## [Objective]
Look through the records below and give the number of lines holding the string "TradingView", nothing more.

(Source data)
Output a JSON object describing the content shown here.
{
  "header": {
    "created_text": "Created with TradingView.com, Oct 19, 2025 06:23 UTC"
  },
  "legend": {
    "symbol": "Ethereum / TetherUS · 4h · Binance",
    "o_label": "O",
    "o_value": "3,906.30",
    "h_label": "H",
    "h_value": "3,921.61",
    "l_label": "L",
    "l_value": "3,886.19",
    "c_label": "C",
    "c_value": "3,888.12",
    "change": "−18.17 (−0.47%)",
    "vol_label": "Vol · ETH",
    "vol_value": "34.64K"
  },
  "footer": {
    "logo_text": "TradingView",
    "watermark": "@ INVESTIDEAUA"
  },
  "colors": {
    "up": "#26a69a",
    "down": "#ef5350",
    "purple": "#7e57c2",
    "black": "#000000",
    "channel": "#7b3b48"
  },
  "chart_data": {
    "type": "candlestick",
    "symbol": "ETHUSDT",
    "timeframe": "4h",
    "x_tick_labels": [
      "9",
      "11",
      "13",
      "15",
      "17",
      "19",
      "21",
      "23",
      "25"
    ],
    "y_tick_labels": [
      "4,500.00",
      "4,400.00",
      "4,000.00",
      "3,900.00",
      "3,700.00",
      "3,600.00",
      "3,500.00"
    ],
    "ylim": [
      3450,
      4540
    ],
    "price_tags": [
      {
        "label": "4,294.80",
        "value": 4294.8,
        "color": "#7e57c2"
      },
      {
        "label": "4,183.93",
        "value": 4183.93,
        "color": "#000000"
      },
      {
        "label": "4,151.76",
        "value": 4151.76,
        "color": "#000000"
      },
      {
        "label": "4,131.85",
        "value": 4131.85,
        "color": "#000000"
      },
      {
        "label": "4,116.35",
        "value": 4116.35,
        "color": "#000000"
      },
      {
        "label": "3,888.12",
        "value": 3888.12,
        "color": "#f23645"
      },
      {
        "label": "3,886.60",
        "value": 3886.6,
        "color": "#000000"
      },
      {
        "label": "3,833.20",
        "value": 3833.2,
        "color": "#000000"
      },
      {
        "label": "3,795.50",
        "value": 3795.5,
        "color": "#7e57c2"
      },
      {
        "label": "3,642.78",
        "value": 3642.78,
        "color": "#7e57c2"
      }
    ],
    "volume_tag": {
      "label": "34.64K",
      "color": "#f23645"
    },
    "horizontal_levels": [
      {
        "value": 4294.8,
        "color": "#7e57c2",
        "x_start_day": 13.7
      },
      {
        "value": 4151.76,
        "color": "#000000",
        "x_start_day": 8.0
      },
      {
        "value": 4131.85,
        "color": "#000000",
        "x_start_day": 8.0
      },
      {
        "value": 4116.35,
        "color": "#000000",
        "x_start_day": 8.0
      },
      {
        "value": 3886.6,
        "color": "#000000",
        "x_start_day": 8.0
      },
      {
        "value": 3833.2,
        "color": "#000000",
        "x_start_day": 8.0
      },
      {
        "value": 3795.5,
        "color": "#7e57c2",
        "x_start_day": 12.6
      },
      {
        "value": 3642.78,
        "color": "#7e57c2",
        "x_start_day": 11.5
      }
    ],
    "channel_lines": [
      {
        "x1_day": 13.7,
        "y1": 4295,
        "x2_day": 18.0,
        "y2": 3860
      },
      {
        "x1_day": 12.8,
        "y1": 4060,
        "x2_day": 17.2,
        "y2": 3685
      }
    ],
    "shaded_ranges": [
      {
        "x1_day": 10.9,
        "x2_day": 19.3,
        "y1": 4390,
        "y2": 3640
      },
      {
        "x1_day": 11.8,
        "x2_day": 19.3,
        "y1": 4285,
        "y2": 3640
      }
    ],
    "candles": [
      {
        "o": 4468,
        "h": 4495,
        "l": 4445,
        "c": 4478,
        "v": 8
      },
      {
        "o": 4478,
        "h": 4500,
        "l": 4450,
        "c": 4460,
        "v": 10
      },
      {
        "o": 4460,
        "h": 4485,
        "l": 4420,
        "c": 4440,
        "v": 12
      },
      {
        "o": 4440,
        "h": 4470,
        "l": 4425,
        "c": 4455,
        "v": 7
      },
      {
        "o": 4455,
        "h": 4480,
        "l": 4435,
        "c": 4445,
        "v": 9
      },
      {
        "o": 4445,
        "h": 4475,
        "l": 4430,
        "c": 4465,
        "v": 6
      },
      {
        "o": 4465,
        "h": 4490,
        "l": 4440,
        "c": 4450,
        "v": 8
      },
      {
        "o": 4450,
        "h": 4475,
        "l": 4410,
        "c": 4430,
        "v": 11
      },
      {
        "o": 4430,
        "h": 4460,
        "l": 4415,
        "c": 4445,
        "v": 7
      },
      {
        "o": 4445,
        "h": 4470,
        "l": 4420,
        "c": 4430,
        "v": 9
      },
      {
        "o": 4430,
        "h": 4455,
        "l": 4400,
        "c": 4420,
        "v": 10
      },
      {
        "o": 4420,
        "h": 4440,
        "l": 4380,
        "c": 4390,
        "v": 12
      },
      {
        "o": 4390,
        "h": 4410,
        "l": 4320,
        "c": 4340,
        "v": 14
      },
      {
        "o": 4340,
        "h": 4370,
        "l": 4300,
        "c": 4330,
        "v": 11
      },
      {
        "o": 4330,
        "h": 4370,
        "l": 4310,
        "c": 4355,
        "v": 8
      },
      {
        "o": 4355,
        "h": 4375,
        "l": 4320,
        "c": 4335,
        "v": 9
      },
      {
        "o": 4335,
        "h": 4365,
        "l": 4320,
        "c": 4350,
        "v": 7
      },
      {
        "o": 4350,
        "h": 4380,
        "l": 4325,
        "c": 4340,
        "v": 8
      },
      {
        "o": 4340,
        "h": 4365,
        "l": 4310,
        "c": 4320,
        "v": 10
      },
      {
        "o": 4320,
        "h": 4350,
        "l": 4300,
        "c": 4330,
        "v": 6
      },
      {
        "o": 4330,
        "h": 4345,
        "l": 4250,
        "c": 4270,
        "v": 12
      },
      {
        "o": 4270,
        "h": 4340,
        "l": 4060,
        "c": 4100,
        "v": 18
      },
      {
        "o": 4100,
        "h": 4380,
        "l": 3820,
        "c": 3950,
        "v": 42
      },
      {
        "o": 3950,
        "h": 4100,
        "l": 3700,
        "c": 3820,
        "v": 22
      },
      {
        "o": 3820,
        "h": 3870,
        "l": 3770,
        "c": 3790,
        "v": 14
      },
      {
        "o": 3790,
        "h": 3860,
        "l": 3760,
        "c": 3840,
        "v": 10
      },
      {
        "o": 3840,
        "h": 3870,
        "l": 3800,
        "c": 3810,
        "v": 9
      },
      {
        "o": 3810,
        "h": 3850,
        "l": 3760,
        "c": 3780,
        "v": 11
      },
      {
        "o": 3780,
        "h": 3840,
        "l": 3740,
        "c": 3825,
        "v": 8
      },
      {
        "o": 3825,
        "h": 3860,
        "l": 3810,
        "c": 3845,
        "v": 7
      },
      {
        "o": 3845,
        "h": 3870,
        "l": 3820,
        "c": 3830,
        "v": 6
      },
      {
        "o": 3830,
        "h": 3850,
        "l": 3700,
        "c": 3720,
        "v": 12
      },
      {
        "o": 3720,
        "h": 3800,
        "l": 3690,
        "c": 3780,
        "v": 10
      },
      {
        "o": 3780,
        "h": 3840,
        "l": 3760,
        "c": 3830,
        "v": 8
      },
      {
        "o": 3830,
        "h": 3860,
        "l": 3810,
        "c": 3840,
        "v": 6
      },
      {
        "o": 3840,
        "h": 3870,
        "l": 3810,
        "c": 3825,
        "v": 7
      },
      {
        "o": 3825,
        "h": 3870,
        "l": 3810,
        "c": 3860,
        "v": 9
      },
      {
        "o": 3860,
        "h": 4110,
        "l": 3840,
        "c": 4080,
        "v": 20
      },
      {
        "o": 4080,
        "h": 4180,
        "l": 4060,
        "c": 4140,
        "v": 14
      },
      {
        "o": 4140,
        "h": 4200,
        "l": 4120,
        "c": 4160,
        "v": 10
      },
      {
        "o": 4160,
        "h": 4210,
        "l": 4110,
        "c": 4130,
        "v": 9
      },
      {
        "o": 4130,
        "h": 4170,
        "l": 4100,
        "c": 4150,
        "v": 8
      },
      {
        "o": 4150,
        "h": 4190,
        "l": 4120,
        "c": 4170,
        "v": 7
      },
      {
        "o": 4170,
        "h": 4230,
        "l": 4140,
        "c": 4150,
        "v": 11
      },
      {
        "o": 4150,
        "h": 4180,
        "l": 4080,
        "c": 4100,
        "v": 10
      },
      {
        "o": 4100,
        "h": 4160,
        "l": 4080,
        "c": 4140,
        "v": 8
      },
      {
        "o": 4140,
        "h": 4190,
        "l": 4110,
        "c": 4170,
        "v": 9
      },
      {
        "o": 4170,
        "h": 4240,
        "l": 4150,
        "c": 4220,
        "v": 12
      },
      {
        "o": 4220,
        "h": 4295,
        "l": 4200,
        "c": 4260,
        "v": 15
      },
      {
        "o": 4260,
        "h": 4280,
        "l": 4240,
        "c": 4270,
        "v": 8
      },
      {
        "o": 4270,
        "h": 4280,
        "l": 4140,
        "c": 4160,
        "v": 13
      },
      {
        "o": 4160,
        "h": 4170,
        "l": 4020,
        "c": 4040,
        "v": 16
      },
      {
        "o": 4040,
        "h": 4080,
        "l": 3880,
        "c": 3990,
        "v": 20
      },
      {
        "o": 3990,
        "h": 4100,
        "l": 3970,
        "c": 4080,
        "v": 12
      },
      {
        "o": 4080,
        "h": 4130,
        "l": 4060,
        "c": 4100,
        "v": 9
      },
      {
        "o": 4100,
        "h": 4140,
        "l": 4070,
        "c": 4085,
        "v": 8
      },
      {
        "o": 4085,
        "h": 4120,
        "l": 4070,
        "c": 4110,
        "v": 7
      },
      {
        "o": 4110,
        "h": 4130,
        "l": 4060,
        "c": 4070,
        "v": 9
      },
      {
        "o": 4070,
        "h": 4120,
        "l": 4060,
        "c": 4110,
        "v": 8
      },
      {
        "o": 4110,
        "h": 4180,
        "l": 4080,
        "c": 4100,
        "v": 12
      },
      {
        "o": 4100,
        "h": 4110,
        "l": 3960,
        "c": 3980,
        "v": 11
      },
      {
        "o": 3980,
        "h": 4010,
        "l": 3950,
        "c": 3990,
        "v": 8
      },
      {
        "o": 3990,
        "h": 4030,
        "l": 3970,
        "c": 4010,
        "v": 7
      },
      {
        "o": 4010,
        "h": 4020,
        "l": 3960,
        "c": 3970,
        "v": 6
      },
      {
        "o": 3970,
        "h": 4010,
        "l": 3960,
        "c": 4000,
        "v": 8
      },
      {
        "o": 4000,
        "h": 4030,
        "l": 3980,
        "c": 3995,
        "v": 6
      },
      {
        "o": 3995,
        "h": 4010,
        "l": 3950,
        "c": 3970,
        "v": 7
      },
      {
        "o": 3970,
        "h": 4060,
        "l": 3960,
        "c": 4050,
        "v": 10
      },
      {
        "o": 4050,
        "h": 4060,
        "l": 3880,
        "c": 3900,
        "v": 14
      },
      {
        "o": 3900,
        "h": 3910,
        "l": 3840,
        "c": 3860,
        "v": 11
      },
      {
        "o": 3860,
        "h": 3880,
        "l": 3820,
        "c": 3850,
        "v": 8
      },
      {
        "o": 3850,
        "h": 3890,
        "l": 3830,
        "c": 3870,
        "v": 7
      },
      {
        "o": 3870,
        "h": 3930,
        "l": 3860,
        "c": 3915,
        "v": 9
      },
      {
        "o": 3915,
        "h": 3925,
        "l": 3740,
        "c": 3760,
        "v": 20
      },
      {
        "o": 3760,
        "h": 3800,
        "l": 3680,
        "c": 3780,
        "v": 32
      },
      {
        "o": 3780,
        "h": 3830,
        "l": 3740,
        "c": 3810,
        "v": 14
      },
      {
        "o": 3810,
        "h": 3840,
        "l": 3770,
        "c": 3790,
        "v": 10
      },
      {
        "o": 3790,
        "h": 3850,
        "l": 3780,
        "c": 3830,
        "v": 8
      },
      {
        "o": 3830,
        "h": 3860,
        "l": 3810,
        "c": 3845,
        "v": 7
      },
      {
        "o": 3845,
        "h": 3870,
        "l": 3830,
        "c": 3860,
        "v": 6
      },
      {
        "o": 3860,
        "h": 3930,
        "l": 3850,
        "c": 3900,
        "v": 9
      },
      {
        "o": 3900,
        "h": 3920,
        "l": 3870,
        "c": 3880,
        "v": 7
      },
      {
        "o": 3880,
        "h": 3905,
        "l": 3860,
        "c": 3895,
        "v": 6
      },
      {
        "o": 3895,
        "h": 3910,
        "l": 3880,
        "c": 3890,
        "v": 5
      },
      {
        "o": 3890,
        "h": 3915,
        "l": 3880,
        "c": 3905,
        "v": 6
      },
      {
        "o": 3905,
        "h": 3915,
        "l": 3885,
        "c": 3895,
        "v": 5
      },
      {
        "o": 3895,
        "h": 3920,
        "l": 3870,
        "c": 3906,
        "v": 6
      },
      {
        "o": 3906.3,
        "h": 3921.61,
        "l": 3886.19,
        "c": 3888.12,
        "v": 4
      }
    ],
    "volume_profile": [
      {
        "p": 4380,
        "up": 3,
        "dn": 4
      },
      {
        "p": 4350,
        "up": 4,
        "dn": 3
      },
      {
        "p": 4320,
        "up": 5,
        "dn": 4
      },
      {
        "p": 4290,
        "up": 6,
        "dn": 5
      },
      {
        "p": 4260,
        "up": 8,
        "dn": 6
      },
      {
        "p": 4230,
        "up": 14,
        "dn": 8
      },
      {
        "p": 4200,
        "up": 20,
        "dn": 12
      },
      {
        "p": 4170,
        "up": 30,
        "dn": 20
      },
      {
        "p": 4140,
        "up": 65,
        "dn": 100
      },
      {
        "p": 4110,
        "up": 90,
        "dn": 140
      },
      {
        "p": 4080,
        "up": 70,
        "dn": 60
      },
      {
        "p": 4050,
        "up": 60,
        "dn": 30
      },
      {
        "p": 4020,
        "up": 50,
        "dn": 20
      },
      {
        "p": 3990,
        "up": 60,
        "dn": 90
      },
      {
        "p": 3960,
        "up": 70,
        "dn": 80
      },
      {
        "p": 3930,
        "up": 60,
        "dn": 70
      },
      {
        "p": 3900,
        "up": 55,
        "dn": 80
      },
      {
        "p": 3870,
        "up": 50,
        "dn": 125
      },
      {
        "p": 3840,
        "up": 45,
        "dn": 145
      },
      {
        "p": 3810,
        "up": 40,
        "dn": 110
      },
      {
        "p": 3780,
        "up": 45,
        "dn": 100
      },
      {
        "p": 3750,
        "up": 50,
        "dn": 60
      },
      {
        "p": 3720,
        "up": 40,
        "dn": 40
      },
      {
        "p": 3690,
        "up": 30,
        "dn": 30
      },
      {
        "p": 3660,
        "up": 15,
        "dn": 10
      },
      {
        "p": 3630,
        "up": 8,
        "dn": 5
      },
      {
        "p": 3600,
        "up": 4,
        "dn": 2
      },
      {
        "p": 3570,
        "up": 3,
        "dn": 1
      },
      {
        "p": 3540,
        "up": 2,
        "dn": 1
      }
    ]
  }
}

## [Exercise response]
2